=== DATA LINES ===
━━━━
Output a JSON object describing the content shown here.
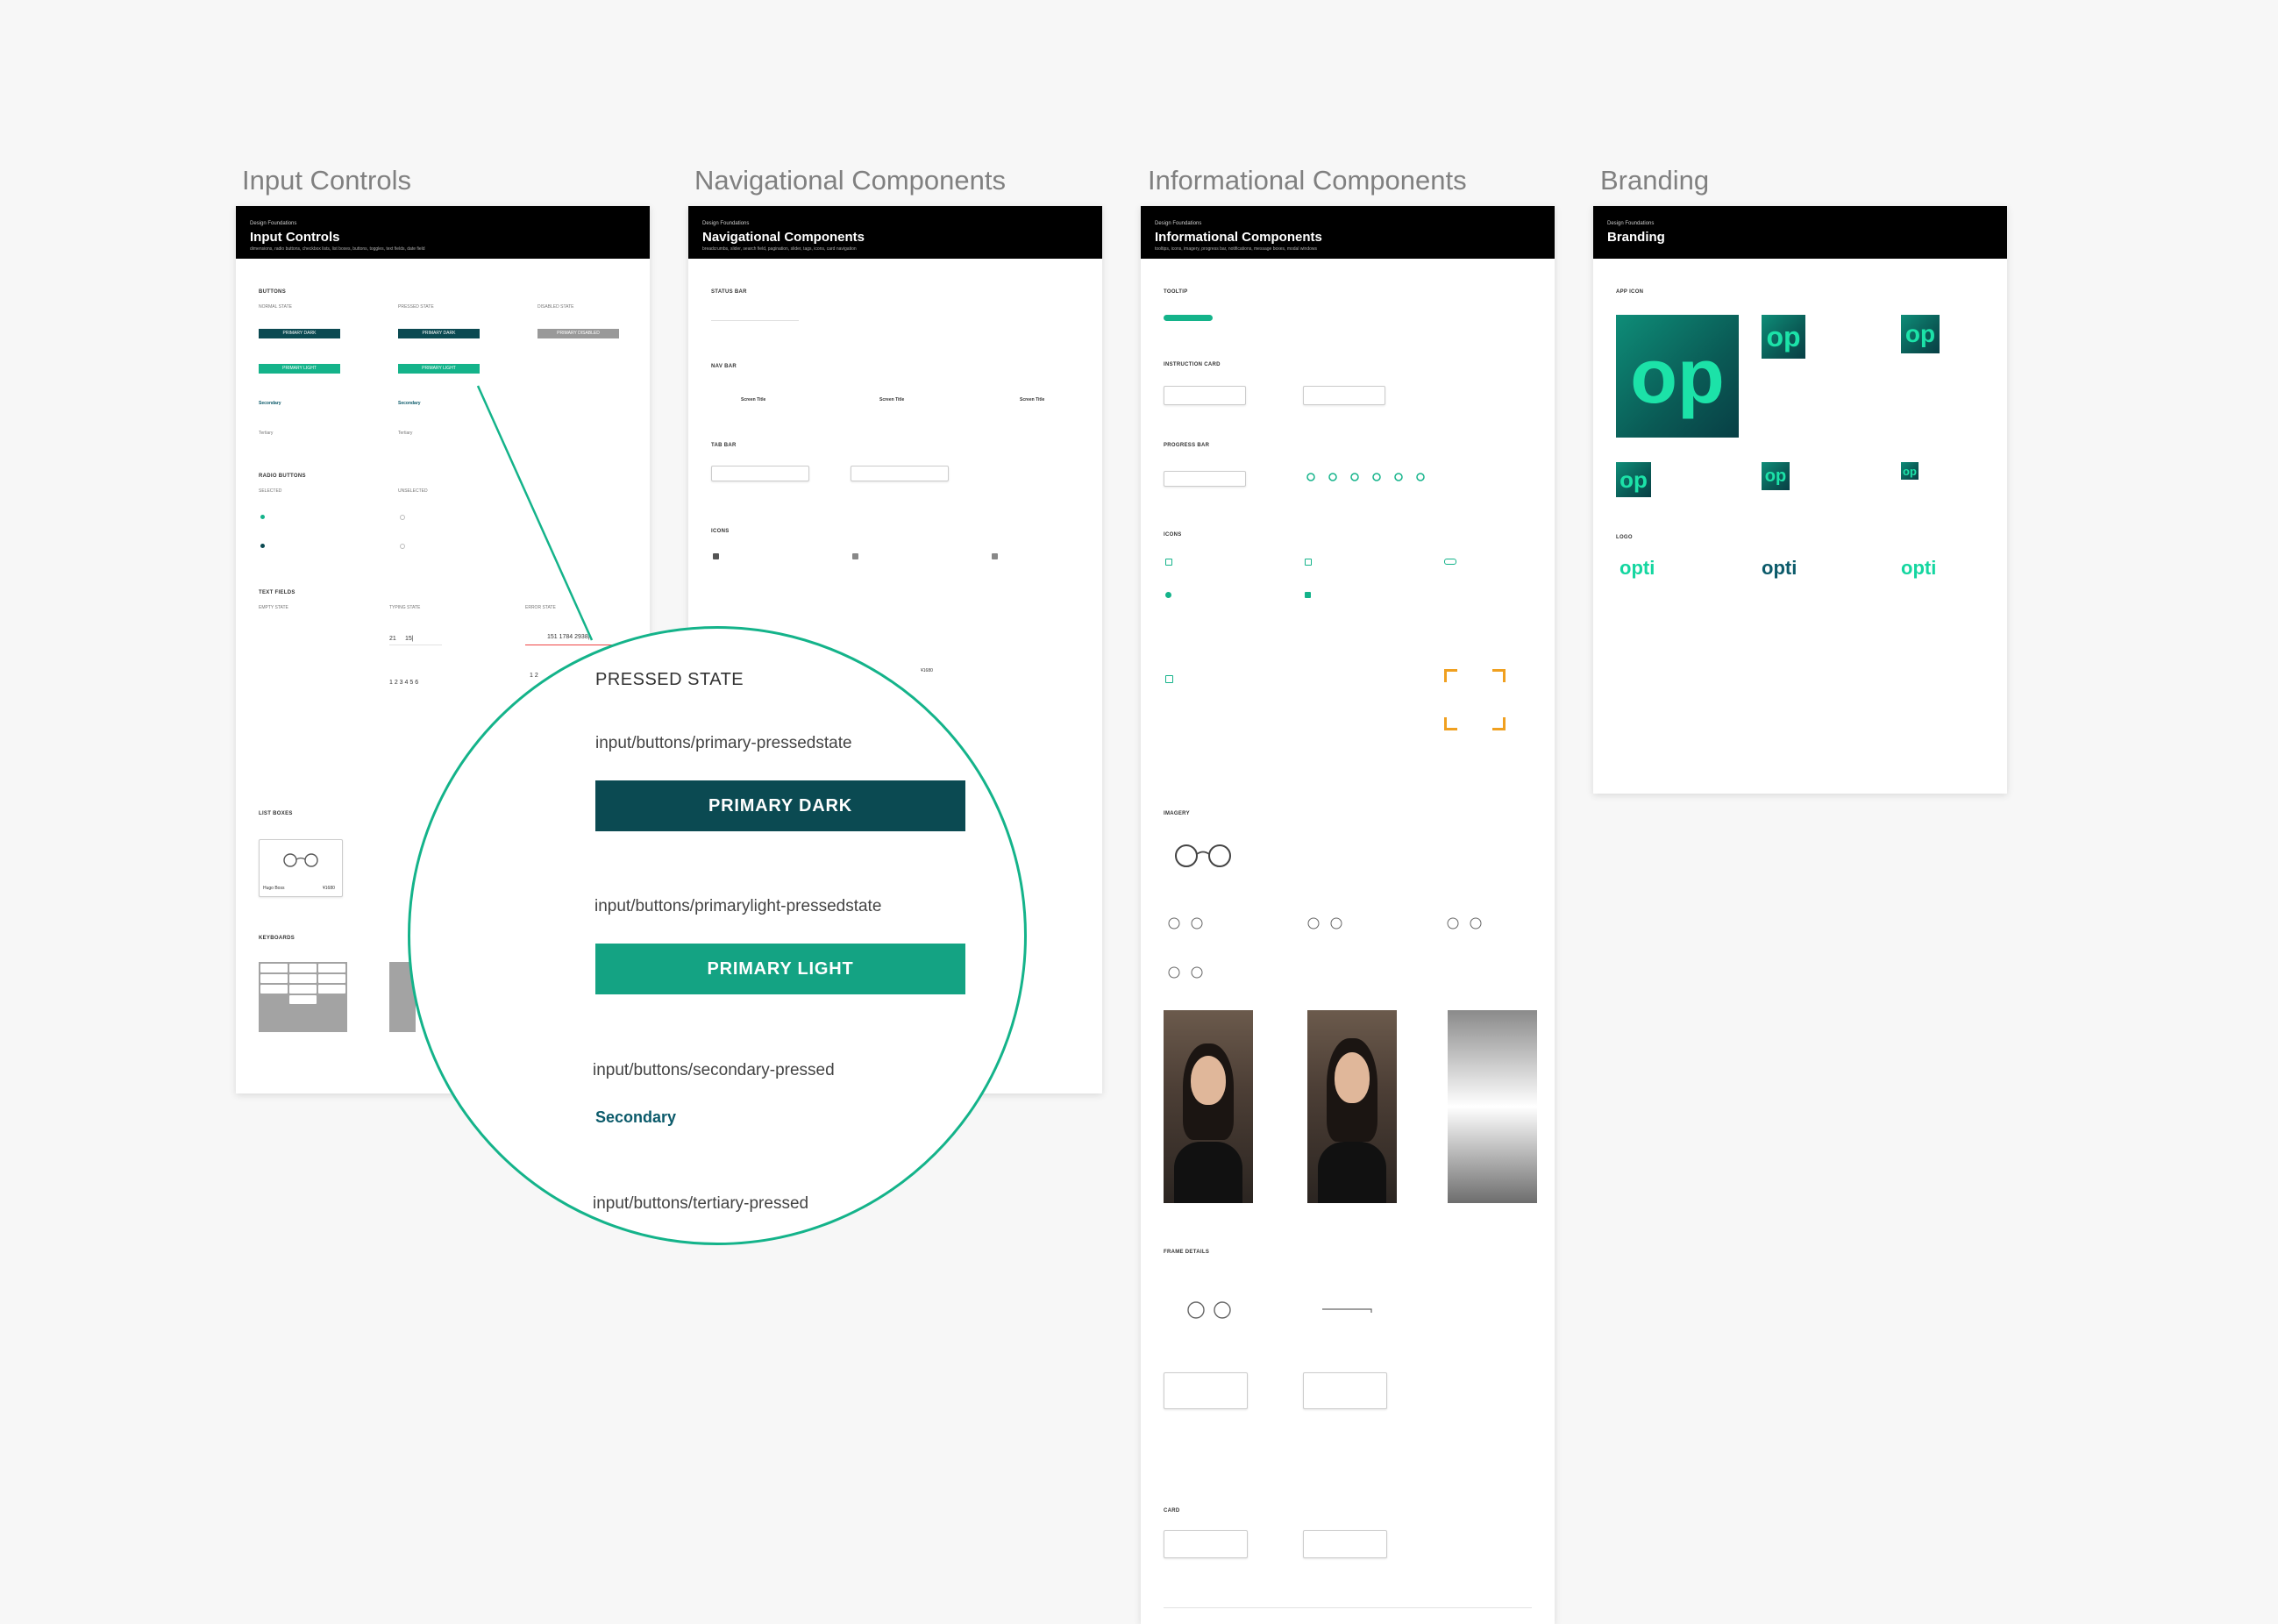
{
  "boards": {
    "input": {
      "title": "Input Controls",
      "header_sup": "Design Foundations",
      "header_title": "Input Controls",
      "header_sub": "dimensions, radio buttons, checkbox lists, list boxes, buttons, toggles, text fields, date field",
      "sections": {
        "buttons": "BUTTONS",
        "radio": "RADIO BUTTONS",
        "text_fields": "TEXT FIELDS",
        "list_boxes": "LIST BOXES",
        "keyboards": "KEYBOARDS"
      },
      "state_labels": {
        "normal": "NORMAL STATE",
        "pressed": "PRESSED STATE",
        "disabled": "DISABLED STATE",
        "selected": "SELECTED",
        "unselected": "UNSELECTED",
        "empty": "EMPTY STATE",
        "typing": "TYPING STATE",
        "error": "ERROR STATE"
      },
      "mini_buttons": {
        "primary_dark": "PRIMARY DARK",
        "primary_light": "PRIMARY LIGHT",
        "disabled": "PRIMARY DISABLED"
      },
      "mini_links": {
        "secondary": "Secondary",
        "tertiary": "Tertiary"
      },
      "text_values": {
        "date_day": "21",
        "date_month": "15|",
        "phone": "151 1784 2938|",
        "otp": "1 2 3 4 5 6",
        "otp_err": "1 2"
      },
      "list_box": {
        "name": "Hugo Boss",
        "price": "¥1680"
      }
    },
    "navigational": {
      "title": "Navigational Components",
      "header_sup": "Design Foundations",
      "header_title": "Navigational Components",
      "header_sub": "breadcrumbs, slider, search field, pagination, slider, tags, icons, card navigation",
      "sections": {
        "status_bar": "STATUS BAR",
        "nav_bar": "NAV BAR",
        "tab_bar": "TAB BAR",
        "icons": "ICONS"
      },
      "screen_title": "Screen Title",
      "price": "¥1680"
    },
    "informational": {
      "title": "Informational Components",
      "header_sup": "Design Foundations",
      "header_title": "Informational Components",
      "header_sub": "tooltips, icons, imagery, progress bar, notifications, message boxes, modal windows",
      "sections": {
        "tooltip": "TOOLTIP",
        "instruction_card": "INSTRUCTION CARD",
        "progress_bar": "PROGRESS BAR",
        "icons": "ICONS",
        "imagery": "IMAGERY",
        "frame_details": "FRAME DETAILS",
        "card": "CARD"
      }
    },
    "branding": {
      "title": "Branding",
      "header_sup": "Design Foundations",
      "header_title": "Branding",
      "sections": {
        "app_icon": "APP ICON",
        "logo": "LOGO"
      },
      "app_icon_text": "op",
      "logo_text": "opti"
    }
  },
  "magnifier": {
    "heading": "PRESSED STATE",
    "items": [
      {
        "label": "input/buttons/primary-pressedstate",
        "button": "PRIMARY DARK"
      },
      {
        "label": "input/buttons/primarylight-pressedstate",
        "button": "PRIMARY LIGHT"
      },
      {
        "label": "input/buttons/secondary-pressed",
        "link": "Secondary"
      },
      {
        "label": "input/buttons/tertiary-pressed"
      }
    ]
  },
  "colors": {
    "primary_dark": "#0b4a52",
    "primary_light": "#14b38a",
    "accent_orange": "#f0a020"
  }
}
━━━━
=== STATED PROBLEM ===
Reproduce every entry exactly, but omit each picture.

=== TASK SOLUTION ===
Output a JSON object describing the content shown here.
{
  "boards": {
    "input": {
      "title": "Input Controls",
      "header_sup": "Design Foundations",
      "header_title": "Input Controls",
      "header_sub": "dimensions, radio buttons, checkbox lists, list boxes, buttons, toggles, text fields, date field",
      "sections": {
        "buttons": "BUTTONS",
        "radio": "RADIO BUTTONS",
        "text_fields": "TEXT FIELDS",
        "list_boxes": "LIST BOXES",
        "keyboards": "KEYBOARDS"
      },
      "state_labels": {
        "normal": "NORMAL STATE",
        "pressed": "PRESSED STATE",
        "disabled": "DISABLED STATE",
        "selected": "SELECTED",
        "unselected": "UNSELECTED",
        "empty": "EMPTY STATE",
        "typing": "TYPING STATE",
        "error": "ERROR STATE"
      },
      "mini_buttons": {
        "primary_dark": "PRIMARY DARK",
        "primary_light": "PRIMARY LIGHT",
        "disabled": "PRIMARY DISABLED"
      },
      "mini_links": {
        "secondary": "Secondary",
        "tertiary": "Tertiary"
      },
      "text_values": {
        "date_day": "21",
        "date_month": "15|",
        "phone": "151 1784 2938|",
        "otp": "1 2 3 4 5 6",
        "otp_err": "1 2"
      },
      "list_box": {
        "name": "Hugo Boss",
        "price": "¥1680"
      }
    },
    "navigational": {
      "title": "Navigational Components",
      "header_sup": "Design Foundations",
      "header_title": "Navigational Components",
      "header_sub": "breadcrumbs, slider, search field, pagination, slider, tags, icons, card navigation",
      "sections": {
        "status_bar": "STATUS BAR",
        "nav_bar": "NAV BAR",
        "tab_bar": "TAB BAR",
        "icons": "ICONS"
      },
      "screen_title": "Screen Title",
      "price": "¥1680"
    },
    "informational": {
      "title": "Informational Components",
      "header_sup": "Design Foundations",
      "header_title": "Informational Components",
      "header_sub": "tooltips, icons, imagery, progress bar, notifications, message boxes, modal windows",
      "sections": {
        "tooltip": "TOOLTIP",
        "instruction_card": "INSTRUCTION CARD",
        "progress_bar": "PROGRESS BAR",
        "icons": "ICONS",
        "imagery": "IMAGERY",
        "frame_details": "FRAME DETAILS",
        "card": "CARD"
      }
    },
    "branding": {
      "title": "Branding",
      "header_sup": "Design Foundations",
      "header_title": "Branding",
      "sections": {
        "app_icon": "APP ICON",
        "logo": "LOGO"
      },
      "app_icon_text": "op",
      "logo_text": "opti"
    }
  },
  "magnifier": {
    "heading": "PRESSED STATE",
    "items": [
      {
        "label": "input/buttons/primary-pressedstate",
        "button": "PRIMARY DARK"
      },
      {
        "label": "input/buttons/primarylight-pressedstate",
        "button": "PRIMARY LIGHT"
      },
      {
        "label": "input/buttons/secondary-pressed",
        "link": "Secondary"
      },
      {
        "label": "input/buttons/tertiary-pressed"
      }
    ]
  },
  "colors": {
    "primary_dark": "#0b4a52",
    "primary_light": "#14b38a",
    "accent_orange": "#f0a020"
  }
}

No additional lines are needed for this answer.